RECORDS FOR THIS EXERCISE

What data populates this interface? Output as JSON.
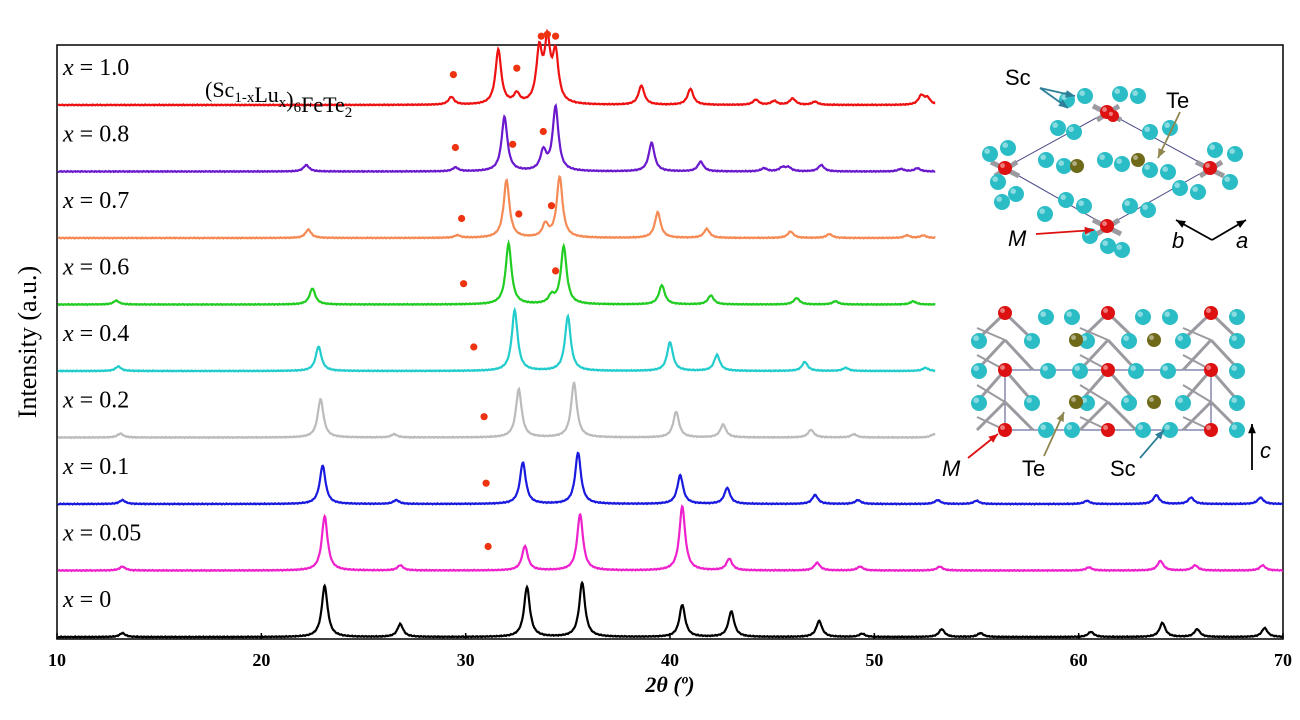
{
  "chart_data": {
    "type": "line",
    "xlabel": "2θ (º)",
    "ylabel": "Intensity (a.u.)",
    "xlim": [
      10,
      70
    ],
    "xticks": [
      "10",
      "20",
      "30",
      "40",
      "50",
      "60",
      "70"
    ],
    "formula": "(Sc1-xLux)6FeTe2",
    "series": [
      {
        "label": "x = 0",
        "color": "#000000",
        "xmax": 70,
        "peaks": [
          [
            13.2,
            0.06
          ],
          [
            23.1,
            0.8
          ],
          [
            26.8,
            0.2
          ],
          [
            33.0,
            0.78
          ],
          [
            35.7,
            0.85
          ],
          [
            40.6,
            0.5
          ],
          [
            43.0,
            0.4
          ],
          [
            47.3,
            0.25
          ],
          [
            49.4,
            0.05
          ],
          [
            53.3,
            0.12
          ],
          [
            55.2,
            0.06
          ],
          [
            60.6,
            0.08
          ],
          [
            64.1,
            0.22
          ],
          [
            65.8,
            0.12
          ],
          [
            69.1,
            0.14
          ]
        ],
        "dots": []
      },
      {
        "label": "x = 0.05",
        "color": "#ee22cc",
        "xmax": 70,
        "peaks": [
          [
            13.2,
            0.06
          ],
          [
            23.1,
            0.85
          ],
          [
            26.8,
            0.08
          ],
          [
            32.9,
            0.38
          ],
          [
            35.6,
            0.88
          ],
          [
            40.6,
            1.0
          ],
          [
            42.9,
            0.18
          ],
          [
            47.2,
            0.12
          ],
          [
            49.3,
            0.06
          ],
          [
            53.2,
            0.06
          ],
          [
            60.5,
            0.05
          ],
          [
            64.0,
            0.15
          ],
          [
            65.7,
            0.08
          ],
          [
            69.0,
            0.08
          ]
        ],
        "dots": [
          [
            31.1,
            0.25
          ]
        ]
      },
      {
        "label": "x = 0.1",
        "color": "#1a1adf",
        "xmax": 70,
        "peaks": [
          [
            13.2,
            0.06
          ],
          [
            23.0,
            0.6
          ],
          [
            26.6,
            0.06
          ],
          [
            32.8,
            0.65
          ],
          [
            35.5,
            0.8
          ],
          [
            40.5,
            0.45
          ],
          [
            42.8,
            0.25
          ],
          [
            47.1,
            0.14
          ],
          [
            49.2,
            0.06
          ],
          [
            53.1,
            0.06
          ],
          [
            55.0,
            0.05
          ],
          [
            60.4,
            0.05
          ],
          [
            63.8,
            0.14
          ],
          [
            65.5,
            0.1
          ],
          [
            68.9,
            0.1
          ]
        ],
        "dots": [
          [
            31.0,
            0.2
          ]
        ]
      },
      {
        "label": "x = 0.2",
        "color": "#bbbbbb",
        "xmax": 53,
        "peaks": [
          [
            13.1,
            0.06
          ],
          [
            22.9,
            0.6
          ],
          [
            26.5,
            0.05
          ],
          [
            32.6,
            0.75
          ],
          [
            35.3,
            0.85
          ],
          [
            40.3,
            0.4
          ],
          [
            42.6,
            0.2
          ],
          [
            46.9,
            0.12
          ],
          [
            49.0,
            0.05
          ],
          [
            52.9,
            0.05
          ]
        ],
        "dots": [
          [
            30.9,
            0.2
          ]
        ]
      },
      {
        "label": "x = 0.4",
        "color": "#22cccc",
        "xmax": 53,
        "peaks": [
          [
            13.0,
            0.07
          ],
          [
            22.8,
            0.38
          ],
          [
            32.4,
            0.95
          ],
          [
            35.0,
            0.85
          ],
          [
            40.0,
            0.45
          ],
          [
            42.3,
            0.25
          ],
          [
            46.6,
            0.14
          ],
          [
            48.6,
            0.05
          ],
          [
            52.5,
            0.05
          ]
        ],
        "dots": [
          [
            30.4,
            0.25
          ]
        ]
      },
      {
        "label": "x = 0.6",
        "color": "#22cc22",
        "xmax": 53,
        "peaks": [
          [
            12.9,
            0.06
          ],
          [
            22.5,
            0.25
          ],
          [
            32.1,
            0.95
          ],
          [
            34.2,
            0.12
          ],
          [
            34.8,
            0.9
          ],
          [
            39.6,
            0.3
          ],
          [
            42.0,
            0.14
          ],
          [
            46.2,
            0.1
          ],
          [
            48.1,
            0.05
          ],
          [
            51.9,
            0.05
          ]
        ],
        "dots": [
          [
            29.9,
            0.2
          ],
          [
            34.4,
            0.4
          ]
        ]
      },
      {
        "label": "x = 0.7",
        "color": "#f58a55",
        "xmax": 53,
        "peaks": [
          [
            22.3,
            0.13
          ],
          [
            29.6,
            0.04
          ],
          [
            32.0,
            0.9
          ],
          [
            33.9,
            0.2
          ],
          [
            34.6,
            0.95
          ],
          [
            39.4,
            0.4
          ],
          [
            41.8,
            0.14
          ],
          [
            45.9,
            0.1
          ],
          [
            47.8,
            0.06
          ],
          [
            51.6,
            0.04
          ],
          [
            52.4,
            0.04
          ]
        ],
        "dots": [
          [
            29.8,
            0.18
          ],
          [
            32.6,
            0.25
          ],
          [
            34.2,
            0.38
          ]
        ]
      },
      {
        "label": "x = 0.8",
        "color": "#6a1acc",
        "xmax": 53,
        "peaks": [
          [
            22.2,
            0.1
          ],
          [
            29.5,
            0.06
          ],
          [
            31.9,
            0.85
          ],
          [
            33.8,
            0.3
          ],
          [
            34.4,
            1.0
          ],
          [
            39.1,
            0.45
          ],
          [
            41.5,
            0.15
          ],
          [
            44.6,
            0.05
          ],
          [
            45.5,
            0.06
          ],
          [
            45.8,
            0.06
          ],
          [
            47.4,
            0.1
          ],
          [
            51.3,
            0.04
          ],
          [
            52.1,
            0.05
          ]
        ],
        "dots": [
          [
            29.5,
            0.25
          ],
          [
            32.3,
            0.3
          ],
          [
            33.8,
            0.5
          ]
        ]
      },
      {
        "label": "x = 1.0",
        "color": "#ee1111",
        "xmax": 53,
        "peaks": [
          [
            29.3,
            0.12
          ],
          [
            31.6,
            0.85
          ],
          [
            32.5,
            0.15
          ],
          [
            33.6,
            0.8
          ],
          [
            34.0,
            0.9
          ],
          [
            34.4,
            0.75
          ],
          [
            38.6,
            0.3
          ],
          [
            41.0,
            0.25
          ],
          [
            44.2,
            0.08
          ],
          [
            45.1,
            0.06
          ],
          [
            46.0,
            0.1
          ],
          [
            47.1,
            0.05
          ],
          [
            52.3,
            0.14
          ],
          [
            52.6,
            0.1
          ]
        ],
        "dots": [
          [
            29.4,
            0.35
          ],
          [
            32.5,
            0.45
          ],
          [
            33.7,
            0.95
          ],
          [
            34.0,
            0.98
          ],
          [
            34.4,
            0.95
          ]
        ]
      }
    ]
  },
  "dot_color": "#ee3311",
  "insets": {
    "top": {
      "sc": "Sc",
      "te": "Te",
      "m": "M",
      "axis_b": "b",
      "axis_a": "a"
    },
    "bottom": {
      "sc": "Sc",
      "te": "Te",
      "m": "M",
      "axis_c": "c"
    },
    "colors": {
      "sc": "#2bbdc6",
      "sc_label": "#2e7f98",
      "te": "#6e6a1a",
      "te_label": "#8f8650",
      "m": "#dd1111",
      "bond": "#9a9aa0",
      "cell": "#4a4a88"
    }
  }
}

SHORT EXERCISE
Output every entry exactly as given; pictures are not part of the copy.

ANSWER TO THE EXERCISE
What data populates this interface? Output as JSON.
{
  "chart_data": {
    "type": "line",
    "xlabel": "2θ (º)",
    "ylabel": "Intensity (a.u.)",
    "xlim": [
      10,
      70
    ],
    "xticks": [
      "10",
      "20",
      "30",
      "40",
      "50",
      "60",
      "70"
    ],
    "formula": "(Sc1-xLux)6FeTe2",
    "series": [
      {
        "label": "x = 0",
        "color": "#000000",
        "xmax": 70,
        "peaks": [
          [
            13.2,
            0.06
          ],
          [
            23.1,
            0.8
          ],
          [
            26.8,
            0.2
          ],
          [
            33.0,
            0.78
          ],
          [
            35.7,
            0.85
          ],
          [
            40.6,
            0.5
          ],
          [
            43.0,
            0.4
          ],
          [
            47.3,
            0.25
          ],
          [
            49.4,
            0.05
          ],
          [
            53.3,
            0.12
          ],
          [
            55.2,
            0.06
          ],
          [
            60.6,
            0.08
          ],
          [
            64.1,
            0.22
          ],
          [
            65.8,
            0.12
          ],
          [
            69.1,
            0.14
          ]
        ],
        "dots": []
      },
      {
        "label": "x = 0.05",
        "color": "#ee22cc",
        "xmax": 70,
        "peaks": [
          [
            13.2,
            0.06
          ],
          [
            23.1,
            0.85
          ],
          [
            26.8,
            0.08
          ],
          [
            32.9,
            0.38
          ],
          [
            35.6,
            0.88
          ],
          [
            40.6,
            1.0
          ],
          [
            42.9,
            0.18
          ],
          [
            47.2,
            0.12
          ],
          [
            49.3,
            0.06
          ],
          [
            53.2,
            0.06
          ],
          [
            60.5,
            0.05
          ],
          [
            64.0,
            0.15
          ],
          [
            65.7,
            0.08
          ],
          [
            69.0,
            0.08
          ]
        ],
        "dots": [
          [
            31.1,
            0.25
          ]
        ]
      },
      {
        "label": "x = 0.1",
        "color": "#1a1adf",
        "xmax": 70,
        "peaks": [
          [
            13.2,
            0.06
          ],
          [
            23.0,
            0.6
          ],
          [
            26.6,
            0.06
          ],
          [
            32.8,
            0.65
          ],
          [
            35.5,
            0.8
          ],
          [
            40.5,
            0.45
          ],
          [
            42.8,
            0.25
          ],
          [
            47.1,
            0.14
          ],
          [
            49.2,
            0.06
          ],
          [
            53.1,
            0.06
          ],
          [
            55.0,
            0.05
          ],
          [
            60.4,
            0.05
          ],
          [
            63.8,
            0.14
          ],
          [
            65.5,
            0.1
          ],
          [
            68.9,
            0.1
          ]
        ],
        "dots": [
          [
            31.0,
            0.2
          ]
        ]
      },
      {
        "label": "x = 0.2",
        "color": "#bbbbbb",
        "xmax": 53,
        "peaks": [
          [
            13.1,
            0.06
          ],
          [
            22.9,
            0.6
          ],
          [
            26.5,
            0.05
          ],
          [
            32.6,
            0.75
          ],
          [
            35.3,
            0.85
          ],
          [
            40.3,
            0.4
          ],
          [
            42.6,
            0.2
          ],
          [
            46.9,
            0.12
          ],
          [
            49.0,
            0.05
          ],
          [
            52.9,
            0.05
          ]
        ],
        "dots": [
          [
            30.9,
            0.2
          ]
        ]
      },
      {
        "label": "x = 0.4",
        "color": "#22cccc",
        "xmax": 53,
        "peaks": [
          [
            13.0,
            0.07
          ],
          [
            22.8,
            0.38
          ],
          [
            32.4,
            0.95
          ],
          [
            35.0,
            0.85
          ],
          [
            40.0,
            0.45
          ],
          [
            42.3,
            0.25
          ],
          [
            46.6,
            0.14
          ],
          [
            48.6,
            0.05
          ],
          [
            52.5,
            0.05
          ]
        ],
        "dots": [
          [
            30.4,
            0.25
          ]
        ]
      },
      {
        "label": "x = 0.6",
        "color": "#22cc22",
        "xmax": 53,
        "peaks": [
          [
            12.9,
            0.06
          ],
          [
            22.5,
            0.25
          ],
          [
            32.1,
            0.95
          ],
          [
            34.2,
            0.12
          ],
          [
            34.8,
            0.9
          ],
          [
            39.6,
            0.3
          ],
          [
            42.0,
            0.14
          ],
          [
            46.2,
            0.1
          ],
          [
            48.1,
            0.05
          ],
          [
            51.9,
            0.05
          ]
        ],
        "dots": [
          [
            29.9,
            0.2
          ],
          [
            34.4,
            0.4
          ]
        ]
      },
      {
        "label": "x = 0.7",
        "color": "#f58a55",
        "xmax": 53,
        "peaks": [
          [
            22.3,
            0.13
          ],
          [
            29.6,
            0.04
          ],
          [
            32.0,
            0.9
          ],
          [
            33.9,
            0.2
          ],
          [
            34.6,
            0.95
          ],
          [
            39.4,
            0.4
          ],
          [
            41.8,
            0.14
          ],
          [
            45.9,
            0.1
          ],
          [
            47.8,
            0.06
          ],
          [
            51.6,
            0.04
          ],
          [
            52.4,
            0.04
          ]
        ],
        "dots": [
          [
            29.8,
            0.18
          ],
          [
            32.6,
            0.25
          ],
          [
            34.2,
            0.38
          ]
        ]
      },
      {
        "label": "x = 0.8",
        "color": "#6a1acc",
        "xmax": 53,
        "peaks": [
          [
            22.2,
            0.1
          ],
          [
            29.5,
            0.06
          ],
          [
            31.9,
            0.85
          ],
          [
            33.8,
            0.3
          ],
          [
            34.4,
            1.0
          ],
          [
            39.1,
            0.45
          ],
          [
            41.5,
            0.15
          ],
          [
            44.6,
            0.05
          ],
          [
            45.5,
            0.06
          ],
          [
            45.8,
            0.06
          ],
          [
            47.4,
            0.1
          ],
          [
            51.3,
            0.04
          ],
          [
            52.1,
            0.05
          ]
        ],
        "dots": [
          [
            29.5,
            0.25
          ],
          [
            32.3,
            0.3
          ],
          [
            33.8,
            0.5
          ]
        ]
      },
      {
        "label": "x = 1.0",
        "color": "#ee1111",
        "xmax": 53,
        "peaks": [
          [
            29.3,
            0.12
          ],
          [
            31.6,
            0.85
          ],
          [
            32.5,
            0.15
          ],
          [
            33.6,
            0.8
          ],
          [
            34.0,
            0.9
          ],
          [
            34.4,
            0.75
          ],
          [
            38.6,
            0.3
          ],
          [
            41.0,
            0.25
          ],
          [
            44.2,
            0.08
          ],
          [
            45.1,
            0.06
          ],
          [
            46.0,
            0.1
          ],
          [
            47.1,
            0.05
          ],
          [
            52.3,
            0.14
          ],
          [
            52.6,
            0.1
          ]
        ],
        "dots": [
          [
            29.4,
            0.35
          ],
          [
            32.5,
            0.45
          ],
          [
            33.7,
            0.95
          ],
          [
            34.0,
            0.98
          ],
          [
            34.4,
            0.95
          ]
        ]
      }
    ]
  },
  "dot_color": "#ee3311",
  "insets": {
    "top": {
      "sc": "Sc",
      "te": "Te",
      "m": "M",
      "axis_b": "b",
      "axis_a": "a"
    },
    "bottom": {
      "sc": "Sc",
      "te": "Te",
      "m": "M",
      "axis_c": "c"
    },
    "colors": {
      "sc": "#2bbdc6",
      "sc_label": "#2e7f98",
      "te": "#6e6a1a",
      "te_label": "#8f8650",
      "m": "#dd1111",
      "bond": "#9a9aa0",
      "cell": "#4a4a88"
    }
  }
}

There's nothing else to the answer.